* [DO THIS]: Reproduce each row below word for word, with every line in its original order and form.

* [INPUT FOR THIS TASK]:
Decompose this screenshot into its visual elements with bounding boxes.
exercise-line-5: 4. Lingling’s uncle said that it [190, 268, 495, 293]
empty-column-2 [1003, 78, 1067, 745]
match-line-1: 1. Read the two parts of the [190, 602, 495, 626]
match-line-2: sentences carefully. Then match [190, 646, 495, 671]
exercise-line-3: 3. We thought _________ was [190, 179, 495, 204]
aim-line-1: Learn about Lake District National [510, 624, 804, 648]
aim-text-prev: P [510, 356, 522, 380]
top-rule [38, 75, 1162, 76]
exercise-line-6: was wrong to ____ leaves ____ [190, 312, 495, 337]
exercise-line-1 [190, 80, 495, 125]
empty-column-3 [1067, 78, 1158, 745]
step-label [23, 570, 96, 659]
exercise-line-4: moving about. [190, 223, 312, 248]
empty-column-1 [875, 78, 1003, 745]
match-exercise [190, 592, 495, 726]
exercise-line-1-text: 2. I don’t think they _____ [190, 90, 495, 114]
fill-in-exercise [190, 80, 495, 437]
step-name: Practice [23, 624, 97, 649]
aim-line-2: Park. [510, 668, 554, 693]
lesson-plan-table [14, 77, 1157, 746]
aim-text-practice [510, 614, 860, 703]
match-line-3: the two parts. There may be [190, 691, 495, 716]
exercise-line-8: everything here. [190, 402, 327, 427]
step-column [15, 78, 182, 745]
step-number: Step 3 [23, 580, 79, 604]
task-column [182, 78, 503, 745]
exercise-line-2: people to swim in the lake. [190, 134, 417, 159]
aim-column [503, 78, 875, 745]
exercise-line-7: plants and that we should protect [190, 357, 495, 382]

* [THE OUTPUT]:
Decompose this screenshot into its visual elements with bounding boxes.
exercise-line-5: 4. Lingling’s uncle said that it [190, 268, 495, 293]
empty-column-2 [1003, 78, 1067, 745]
match-line-1: 1. Read the two parts of the [190, 602, 495, 626]
match-line-2: sentences carefully. Then match [190, 646, 495, 671]
exercise-line-3: 3. We thought _________ was [190, 179, 495, 204]
aim-line-1: Learn about Lake District National [510, 624, 804, 648]
aim-text-prev: P [510, 356, 522, 380]
top-rule [38, 75, 1162, 76]
exercise-line-6: was wrong to ____ leaves ____ [190, 312, 495, 337]
exercise-line-1 [190, 80, 495, 125]
empty-column-3 [1067, 78, 1158, 745]
step-label [23, 570, 96, 659]
exercise-line-4: moving about. [190, 223, 312, 248]
empty-column-1 [875, 78, 1003, 745]
match-exercise [190, 592, 495, 726]
exercise-line-1-text: 2. I don’t think they _____ [190, 90, 495, 114]
fill-in-exercise [190, 80, 495, 437]
step-name: Practice [23, 624, 97, 649]
aim-line-2: Park. [510, 668, 554, 693]
lesson-plan-table [14, 77, 1157, 746]
aim-text-practice [510, 614, 860, 703]
match-line-3: the two parts. There may be [190, 691, 495, 716]
exercise-line-8: everything here. [190, 402, 327, 427]
step-column [15, 78, 182, 745]
step-number: Step 3 [23, 580, 79, 604]
task-column [182, 78, 503, 745]
exercise-line-2: people to swim in the lake. [190, 134, 417, 159]
aim-column [503, 78, 875, 745]
exercise-line-7: plants and that we should protect [190, 357, 495, 382]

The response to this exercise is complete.